### Items from a figure collection
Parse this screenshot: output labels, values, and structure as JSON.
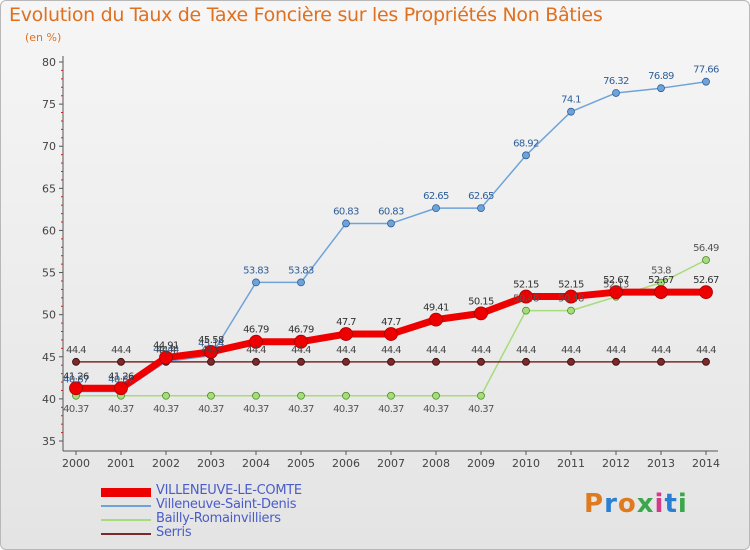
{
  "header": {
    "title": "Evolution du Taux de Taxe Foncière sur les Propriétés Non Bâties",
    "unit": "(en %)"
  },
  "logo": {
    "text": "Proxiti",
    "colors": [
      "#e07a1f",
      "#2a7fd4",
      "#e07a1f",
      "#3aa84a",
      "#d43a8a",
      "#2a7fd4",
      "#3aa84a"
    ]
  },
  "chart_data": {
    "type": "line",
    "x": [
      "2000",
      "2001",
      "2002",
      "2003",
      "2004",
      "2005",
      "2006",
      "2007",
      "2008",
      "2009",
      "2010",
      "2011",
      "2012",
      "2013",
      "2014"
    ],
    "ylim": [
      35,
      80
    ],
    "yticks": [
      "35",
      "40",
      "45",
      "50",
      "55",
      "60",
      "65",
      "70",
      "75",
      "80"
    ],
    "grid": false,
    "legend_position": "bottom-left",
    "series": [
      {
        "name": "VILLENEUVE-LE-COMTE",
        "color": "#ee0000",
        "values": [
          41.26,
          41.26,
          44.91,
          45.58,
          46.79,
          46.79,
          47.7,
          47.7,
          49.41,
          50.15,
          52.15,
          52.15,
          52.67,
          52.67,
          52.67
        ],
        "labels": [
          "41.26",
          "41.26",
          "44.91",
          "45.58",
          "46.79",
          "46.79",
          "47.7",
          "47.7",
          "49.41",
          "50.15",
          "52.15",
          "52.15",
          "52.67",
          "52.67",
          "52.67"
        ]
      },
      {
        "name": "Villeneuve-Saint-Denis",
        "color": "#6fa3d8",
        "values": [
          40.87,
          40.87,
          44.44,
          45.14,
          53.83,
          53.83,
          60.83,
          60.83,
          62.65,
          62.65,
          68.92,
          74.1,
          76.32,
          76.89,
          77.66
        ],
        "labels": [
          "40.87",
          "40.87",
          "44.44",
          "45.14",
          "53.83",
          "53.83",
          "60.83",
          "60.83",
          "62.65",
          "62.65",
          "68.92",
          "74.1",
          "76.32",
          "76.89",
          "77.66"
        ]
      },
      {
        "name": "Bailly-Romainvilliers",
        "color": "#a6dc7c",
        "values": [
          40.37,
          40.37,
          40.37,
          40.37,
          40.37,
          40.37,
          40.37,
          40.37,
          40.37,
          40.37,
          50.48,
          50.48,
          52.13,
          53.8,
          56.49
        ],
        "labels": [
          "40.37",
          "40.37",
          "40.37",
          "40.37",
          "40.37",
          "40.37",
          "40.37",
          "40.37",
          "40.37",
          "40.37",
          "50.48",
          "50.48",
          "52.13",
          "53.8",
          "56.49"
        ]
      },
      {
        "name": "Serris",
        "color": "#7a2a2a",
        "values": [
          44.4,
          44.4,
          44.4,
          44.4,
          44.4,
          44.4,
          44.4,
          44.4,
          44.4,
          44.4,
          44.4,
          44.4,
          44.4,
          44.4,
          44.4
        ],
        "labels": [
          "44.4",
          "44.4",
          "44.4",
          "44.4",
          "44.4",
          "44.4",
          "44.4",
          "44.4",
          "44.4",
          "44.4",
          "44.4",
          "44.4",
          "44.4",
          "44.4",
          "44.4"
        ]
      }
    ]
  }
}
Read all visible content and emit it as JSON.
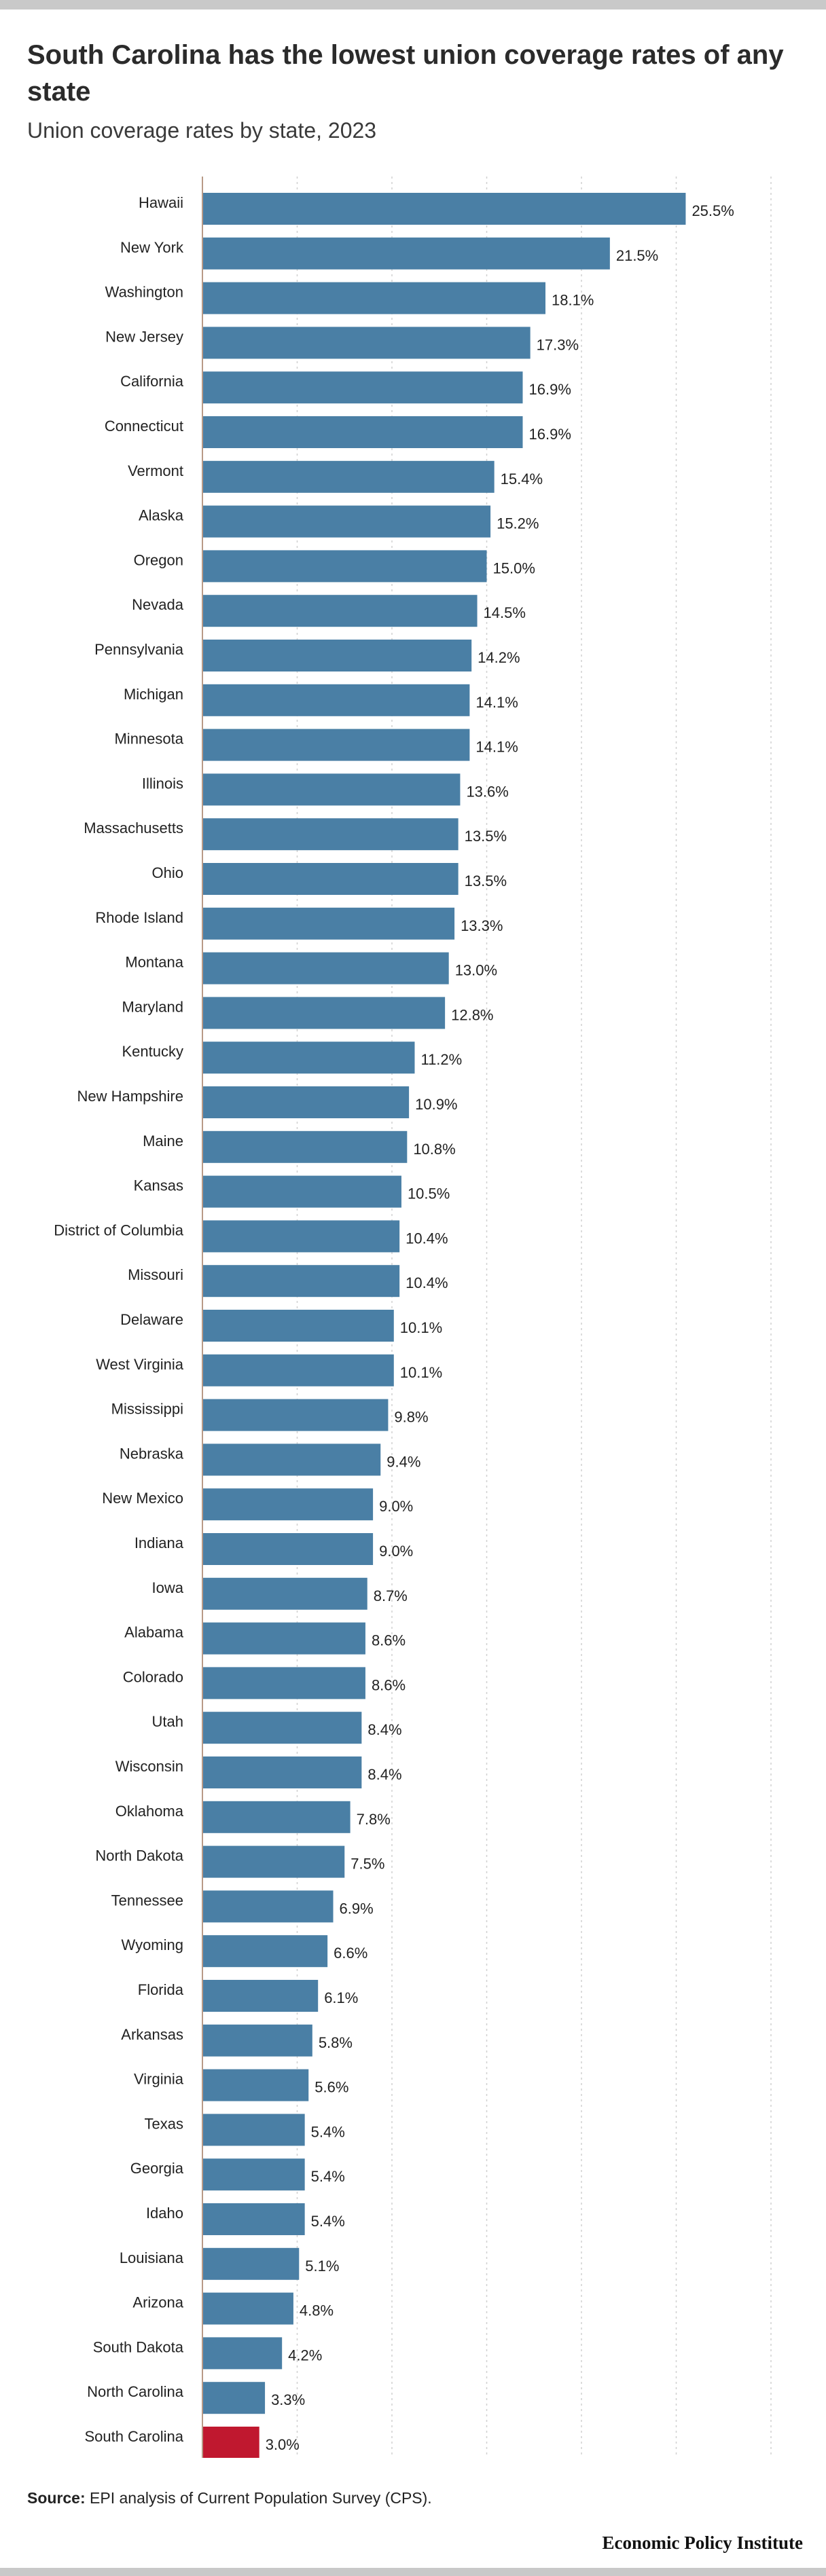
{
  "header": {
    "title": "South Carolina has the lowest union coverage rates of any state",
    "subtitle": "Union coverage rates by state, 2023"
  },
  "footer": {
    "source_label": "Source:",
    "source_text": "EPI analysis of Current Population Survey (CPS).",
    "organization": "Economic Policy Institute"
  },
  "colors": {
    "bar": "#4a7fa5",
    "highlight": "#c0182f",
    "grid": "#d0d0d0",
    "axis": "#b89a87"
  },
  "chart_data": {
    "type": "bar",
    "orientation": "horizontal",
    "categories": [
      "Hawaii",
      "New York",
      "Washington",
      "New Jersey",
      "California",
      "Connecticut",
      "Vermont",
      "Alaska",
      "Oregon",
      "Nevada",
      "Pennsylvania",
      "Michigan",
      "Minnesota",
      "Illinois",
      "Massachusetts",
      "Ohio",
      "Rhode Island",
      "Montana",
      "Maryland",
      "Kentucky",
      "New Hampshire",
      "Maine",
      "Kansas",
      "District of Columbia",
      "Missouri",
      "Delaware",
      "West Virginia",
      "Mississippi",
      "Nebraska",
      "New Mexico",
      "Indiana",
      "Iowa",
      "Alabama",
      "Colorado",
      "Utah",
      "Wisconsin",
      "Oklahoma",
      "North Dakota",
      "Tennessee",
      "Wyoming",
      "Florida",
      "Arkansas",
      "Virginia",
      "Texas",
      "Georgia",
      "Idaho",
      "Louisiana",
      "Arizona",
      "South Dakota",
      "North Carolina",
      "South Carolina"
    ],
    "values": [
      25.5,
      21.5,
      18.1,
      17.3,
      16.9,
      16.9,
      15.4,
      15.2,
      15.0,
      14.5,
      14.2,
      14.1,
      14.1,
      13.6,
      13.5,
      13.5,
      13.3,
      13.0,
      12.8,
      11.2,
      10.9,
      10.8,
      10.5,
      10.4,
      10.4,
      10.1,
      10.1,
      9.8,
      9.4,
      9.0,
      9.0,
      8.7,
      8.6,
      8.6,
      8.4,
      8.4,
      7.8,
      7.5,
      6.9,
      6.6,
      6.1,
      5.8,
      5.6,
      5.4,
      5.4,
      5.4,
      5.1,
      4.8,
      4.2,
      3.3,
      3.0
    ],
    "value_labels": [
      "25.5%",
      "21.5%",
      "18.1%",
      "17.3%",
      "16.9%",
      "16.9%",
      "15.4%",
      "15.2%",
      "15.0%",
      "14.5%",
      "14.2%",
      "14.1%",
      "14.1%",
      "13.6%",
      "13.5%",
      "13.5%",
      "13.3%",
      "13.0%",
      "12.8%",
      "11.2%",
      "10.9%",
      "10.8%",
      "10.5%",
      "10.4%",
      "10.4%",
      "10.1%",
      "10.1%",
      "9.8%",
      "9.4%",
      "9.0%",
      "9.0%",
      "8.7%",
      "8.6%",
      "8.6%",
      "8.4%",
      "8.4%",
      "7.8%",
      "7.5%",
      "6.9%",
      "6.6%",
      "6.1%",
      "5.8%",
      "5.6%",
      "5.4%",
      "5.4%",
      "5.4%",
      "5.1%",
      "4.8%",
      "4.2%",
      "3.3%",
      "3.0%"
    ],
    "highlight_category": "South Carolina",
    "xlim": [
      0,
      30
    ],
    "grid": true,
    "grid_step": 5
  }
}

### Task instructions
Reproduce the material in full, word for word, and omit the pictures.

### Full solution
Parse this screenshot: output labels, values, and structure as JSON.
{
  "header": {
    "title": "Evolution du Taux de Taxe Foncière sur les Propriétés Non Bâties",
    "unit": "(en %)"
  },
  "logo": {
    "text": "Proxiti",
    "colors": [
      "#e07a1f",
      "#2a7fd4",
      "#e07a1f",
      "#3aa84a",
      "#d43a8a",
      "#2a7fd4",
      "#3aa84a"
    ]
  },
  "chart_data": {
    "type": "line",
    "x": [
      "2000",
      "2001",
      "2002",
      "2003",
      "2004",
      "2005",
      "2006",
      "2007",
      "2008",
      "2009",
      "2010",
      "2011",
      "2012",
      "2013",
      "2014"
    ],
    "ylim": [
      35,
      80
    ],
    "yticks": [
      "35",
      "40",
      "45",
      "50",
      "55",
      "60",
      "65",
      "70",
      "75",
      "80"
    ],
    "grid": false,
    "legend_position": "bottom-left",
    "series": [
      {
        "name": "VILLENEUVE-LE-COMTE",
        "color": "#ee0000",
        "values": [
          41.26,
          41.26,
          44.91,
          45.58,
          46.79,
          46.79,
          47.7,
          47.7,
          49.41,
          50.15,
          52.15,
          52.15,
          52.67,
          52.67,
          52.67
        ],
        "labels": [
          "41.26",
          "41.26",
          "44.91",
          "45.58",
          "46.79",
          "46.79",
          "47.7",
          "47.7",
          "49.41",
          "50.15",
          "52.15",
          "52.15",
          "52.67",
          "52.67",
          "52.67"
        ]
      },
      {
        "name": "Villeneuve-Saint-Denis",
        "color": "#6fa3d8",
        "values": [
          40.87,
          40.87,
          44.44,
          45.14,
          53.83,
          53.83,
          60.83,
          60.83,
          62.65,
          62.65,
          68.92,
          74.1,
          76.32,
          76.89,
          77.66
        ],
        "labels": [
          "40.87",
          "40.87",
          "44.44",
          "45.14",
          "53.83",
          "53.83",
          "60.83",
          "60.83",
          "62.65",
          "62.65",
          "68.92",
          "74.1",
          "76.32",
          "76.89",
          "77.66"
        ]
      },
      {
        "name": "Bailly-Romainvilliers",
        "color": "#a6dc7c",
        "values": [
          40.37,
          40.37,
          40.37,
          40.37,
          40.37,
          40.37,
          40.37,
          40.37,
          40.37,
          40.37,
          50.48,
          50.48,
          52.13,
          53.8,
          56.49
        ],
        "labels": [
          "40.37",
          "40.37",
          "40.37",
          "40.37",
          "40.37",
          "40.37",
          "40.37",
          "40.37",
          "40.37",
          "40.37",
          "50.48",
          "50.48",
          "52.13",
          "53.8",
          "56.49"
        ]
      },
      {
        "name": "Serris",
        "color": "#7a2a2a",
        "values": [
          44.4,
          44.4,
          44.4,
          44.4,
          44.4,
          44.4,
          44.4,
          44.4,
          44.4,
          44.4,
          44.4,
          44.4,
          44.4,
          44.4,
          44.4
        ],
        "labels": [
          "44.4",
          "44.4",
          "44.4",
          "44.4",
          "44.4",
          "44.4",
          "44.4",
          "44.4",
          "44.4",
          "44.4",
          "44.4",
          "44.4",
          "44.4",
          "44.4",
          "44.4"
        ]
      }
    ]
  }
}
Read all visible content and emit it as JSON.
{
  "header": {
    "title": "South Carolina has the lowest union coverage rates of any state",
    "subtitle": "Union coverage rates by state, 2023"
  },
  "footer": {
    "source_label": "Source:",
    "source_text": "EPI analysis of Current Population Survey (CPS).",
    "organization": "Economic Policy Institute"
  },
  "colors": {
    "bar": "#4a7fa5",
    "highlight": "#c0182f",
    "grid": "#d0d0d0",
    "axis": "#b89a87"
  },
  "chart_data": {
    "type": "bar",
    "orientation": "horizontal",
    "categories": [
      "Hawaii",
      "New York",
      "Washington",
      "New Jersey",
      "California",
      "Connecticut",
      "Vermont",
      "Alaska",
      "Oregon",
      "Nevada",
      "Pennsylvania",
      "Michigan",
      "Minnesota",
      "Illinois",
      "Massachusetts",
      "Ohio",
      "Rhode Island",
      "Montana",
      "Maryland",
      "Kentucky",
      "New Hampshire",
      "Maine",
      "Kansas",
      "District of Columbia",
      "Missouri",
      "Delaware",
      "West Virginia",
      "Mississippi",
      "Nebraska",
      "New Mexico",
      "Indiana",
      "Iowa",
      "Alabama",
      "Colorado",
      "Utah",
      "Wisconsin",
      "Oklahoma",
      "North Dakota",
      "Tennessee",
      "Wyoming",
      "Florida",
      "Arkansas",
      "Virginia",
      "Texas",
      "Georgia",
      "Idaho",
      "Louisiana",
      "Arizona",
      "South Dakota",
      "North Carolina",
      "South Carolina"
    ],
    "values": [
      25.5,
      21.5,
      18.1,
      17.3,
      16.9,
      16.9,
      15.4,
      15.2,
      15.0,
      14.5,
      14.2,
      14.1,
      14.1,
      13.6,
      13.5,
      13.5,
      13.3,
      13.0,
      12.8,
      11.2,
      10.9,
      10.8,
      10.5,
      10.4,
      10.4,
      10.1,
      10.1,
      9.8,
      9.4,
      9.0,
      9.0,
      8.7,
      8.6,
      8.6,
      8.4,
      8.4,
      7.8,
      7.5,
      6.9,
      6.6,
      6.1,
      5.8,
      5.6,
      5.4,
      5.4,
      5.4,
      5.1,
      4.8,
      4.2,
      3.3,
      3.0
    ],
    "value_labels": [
      "25.5%",
      "21.5%",
      "18.1%",
      "17.3%",
      "16.9%",
      "16.9%",
      "15.4%",
      "15.2%",
      "15.0%",
      "14.5%",
      "14.2%",
      "14.1%",
      "14.1%",
      "13.6%",
      "13.5%",
      "13.5%",
      "13.3%",
      "13.0%",
      "12.8%",
      "11.2%",
      "10.9%",
      "10.8%",
      "10.5%",
      "10.4%",
      "10.4%",
      "10.1%",
      "10.1%",
      "9.8%",
      "9.4%",
      "9.0%",
      "9.0%",
      "8.7%",
      "8.6%",
      "8.6%",
      "8.4%",
      "8.4%",
      "7.8%",
      "7.5%",
      "6.9%",
      "6.6%",
      "6.1%",
      "5.8%",
      "5.6%",
      "5.4%",
      "5.4%",
      "5.4%",
      "5.1%",
      "4.8%",
      "4.2%",
      "3.3%",
      "3.0%"
    ],
    "highlight_category": "South Carolina",
    "xlim": [
      0,
      30
    ],
    "grid": true,
    "grid_step": 5
  }
}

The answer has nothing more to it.